**RECORDED INFORMATION:**
======

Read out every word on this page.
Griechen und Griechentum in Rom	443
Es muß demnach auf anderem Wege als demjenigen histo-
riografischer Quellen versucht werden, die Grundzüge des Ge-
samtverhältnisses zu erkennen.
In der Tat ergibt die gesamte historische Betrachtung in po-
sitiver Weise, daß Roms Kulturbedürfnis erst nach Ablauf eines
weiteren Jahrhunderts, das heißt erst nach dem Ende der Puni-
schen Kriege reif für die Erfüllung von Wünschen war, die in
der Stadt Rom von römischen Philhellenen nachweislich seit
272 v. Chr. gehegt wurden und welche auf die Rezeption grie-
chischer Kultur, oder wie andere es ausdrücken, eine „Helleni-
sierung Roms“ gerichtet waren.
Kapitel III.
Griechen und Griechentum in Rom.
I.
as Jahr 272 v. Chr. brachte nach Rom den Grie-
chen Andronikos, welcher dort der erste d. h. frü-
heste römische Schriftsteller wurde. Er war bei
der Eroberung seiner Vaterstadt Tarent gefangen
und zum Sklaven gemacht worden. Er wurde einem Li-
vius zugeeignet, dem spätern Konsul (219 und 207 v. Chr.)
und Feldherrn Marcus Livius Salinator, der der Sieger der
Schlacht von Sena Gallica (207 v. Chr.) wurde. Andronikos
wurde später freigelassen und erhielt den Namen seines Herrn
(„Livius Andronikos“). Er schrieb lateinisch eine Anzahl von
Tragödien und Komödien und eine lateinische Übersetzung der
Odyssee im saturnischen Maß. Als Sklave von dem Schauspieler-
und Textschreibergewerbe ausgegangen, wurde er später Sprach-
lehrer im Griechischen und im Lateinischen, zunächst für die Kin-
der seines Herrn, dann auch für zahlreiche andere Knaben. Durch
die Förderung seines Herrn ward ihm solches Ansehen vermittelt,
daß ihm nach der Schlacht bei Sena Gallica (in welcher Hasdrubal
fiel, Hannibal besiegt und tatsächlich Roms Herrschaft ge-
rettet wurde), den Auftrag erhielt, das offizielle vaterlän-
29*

======

**WORK INSTRUCTIONS:** Extract all the entries word for word.

**EXERCISE SOLUTION:**
Read out every word on this page.
Griechen und Griechentum in Rom	443
Es muß demnach auf anderem Wege als demjenigen histo-
riografischer Quellen versucht werden, die Grundzüge des Ge-
samtverhältnisses zu erkennen.
In der Tat ergibt die gesamte historische Betrachtung in po-
sitiver Weise, daß Roms Kulturbedürfnis erst nach Ablauf eines
weiteren Jahrhunderts, das heißt erst nach dem Ende der Puni-
schen Kriege reif für die Erfüllung von Wünschen war, die in
der Stadt Rom von römischen Philhellenen nachweislich seit
272 v. Chr. gehegt wurden und welche auf die Rezeption grie-
chischer Kultur, oder wie andere es ausdrücken, eine „Helleni-
sierung Roms“ gerichtet waren.
Kapitel III.
Griechen und Griechentum in Rom.
I.
as Jahr 272 v. Chr. brachte nach Rom den Grie-
chen Andronikos, welcher dort der erste d. h. frü-
heste römische Schriftsteller wurde. Er war bei
der Eroberung seiner Vaterstadt Tarent gefangen
und zum Sklaven gemacht worden. Er wurde einem Li-
vius zugeeignet, dem spätern Konsul (219 und 207 v. Chr.)
und Feldherrn Marcus Livius Salinator, der der Sieger der
Schlacht von Sena Gallica (207 v. Chr.) wurde. Andronikos
wurde später freigelassen und erhielt den Namen seines Herrn
(„Livius Andronikos“). Er schrieb lateinisch eine Anzahl von
Tragödien und Komödien und eine lateinische Übersetzung der
Odyssee im saturnischen Maß. Als Sklave von dem Schauspieler-
und Textschreibergewerbe ausgegangen, wurde er später Sprach-
lehrer im Griechischen und im Lateinischen, zunächst für die Kin-
der seines Herrn, dann auch für zahlreiche andere Knaben. Durch
die Förderung seines Herrn ward ihm solches Ansehen vermittelt,
daß ihm nach der Schlacht bei Sena Gallica (in welcher Hasdrubal
fiel, Hannibal besiegt und tatsächlich Roms Herrschaft ge-
rettet wurde), den Auftrag erhielt, das offizielle vaterlän-
29*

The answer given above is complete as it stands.